* _Given data_:
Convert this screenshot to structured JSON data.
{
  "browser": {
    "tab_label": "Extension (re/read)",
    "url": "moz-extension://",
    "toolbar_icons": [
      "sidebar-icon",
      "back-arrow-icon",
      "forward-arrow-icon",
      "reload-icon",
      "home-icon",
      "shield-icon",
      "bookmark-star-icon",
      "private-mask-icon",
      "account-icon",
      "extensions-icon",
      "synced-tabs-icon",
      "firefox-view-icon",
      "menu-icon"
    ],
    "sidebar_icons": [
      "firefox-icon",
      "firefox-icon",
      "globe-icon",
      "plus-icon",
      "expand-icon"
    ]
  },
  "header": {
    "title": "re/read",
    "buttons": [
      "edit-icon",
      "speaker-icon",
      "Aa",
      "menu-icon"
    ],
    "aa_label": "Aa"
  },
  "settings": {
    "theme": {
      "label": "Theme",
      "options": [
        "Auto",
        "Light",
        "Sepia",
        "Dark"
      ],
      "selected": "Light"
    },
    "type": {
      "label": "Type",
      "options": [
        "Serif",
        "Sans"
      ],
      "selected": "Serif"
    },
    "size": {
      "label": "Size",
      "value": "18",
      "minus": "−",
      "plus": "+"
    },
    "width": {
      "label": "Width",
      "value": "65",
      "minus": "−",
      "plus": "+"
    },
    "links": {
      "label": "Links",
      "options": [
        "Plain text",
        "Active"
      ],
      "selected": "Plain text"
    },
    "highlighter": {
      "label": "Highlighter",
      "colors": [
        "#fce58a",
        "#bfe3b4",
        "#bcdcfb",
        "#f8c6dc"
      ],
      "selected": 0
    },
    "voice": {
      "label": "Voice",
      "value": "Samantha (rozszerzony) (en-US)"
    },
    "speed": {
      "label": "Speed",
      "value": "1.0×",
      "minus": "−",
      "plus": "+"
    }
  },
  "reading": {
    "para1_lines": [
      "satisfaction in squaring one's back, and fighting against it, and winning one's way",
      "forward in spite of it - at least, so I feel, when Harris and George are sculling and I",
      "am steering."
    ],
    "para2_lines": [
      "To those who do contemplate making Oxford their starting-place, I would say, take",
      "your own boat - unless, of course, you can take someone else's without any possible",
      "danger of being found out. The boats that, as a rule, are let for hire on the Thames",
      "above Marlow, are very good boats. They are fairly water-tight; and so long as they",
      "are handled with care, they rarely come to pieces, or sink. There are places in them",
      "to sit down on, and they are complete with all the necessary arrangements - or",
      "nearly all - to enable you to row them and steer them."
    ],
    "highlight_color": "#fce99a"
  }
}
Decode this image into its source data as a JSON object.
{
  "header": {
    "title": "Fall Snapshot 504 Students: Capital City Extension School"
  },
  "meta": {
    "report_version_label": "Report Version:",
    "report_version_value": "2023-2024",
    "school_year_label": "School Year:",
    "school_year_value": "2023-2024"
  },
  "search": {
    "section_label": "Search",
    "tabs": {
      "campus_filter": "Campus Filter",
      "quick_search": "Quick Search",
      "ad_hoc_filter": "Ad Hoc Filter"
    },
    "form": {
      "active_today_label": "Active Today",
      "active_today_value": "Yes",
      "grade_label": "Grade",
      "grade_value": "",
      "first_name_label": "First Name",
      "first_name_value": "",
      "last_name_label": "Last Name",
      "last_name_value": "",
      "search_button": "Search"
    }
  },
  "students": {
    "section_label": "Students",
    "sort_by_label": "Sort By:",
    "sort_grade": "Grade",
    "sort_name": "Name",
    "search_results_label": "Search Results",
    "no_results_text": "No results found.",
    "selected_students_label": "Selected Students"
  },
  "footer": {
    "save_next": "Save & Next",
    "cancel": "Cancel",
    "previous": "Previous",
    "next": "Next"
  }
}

* _Work required_:
Count how many lines include the string "JSON". Nothing but the number is needed.

* _Answer in full_:
2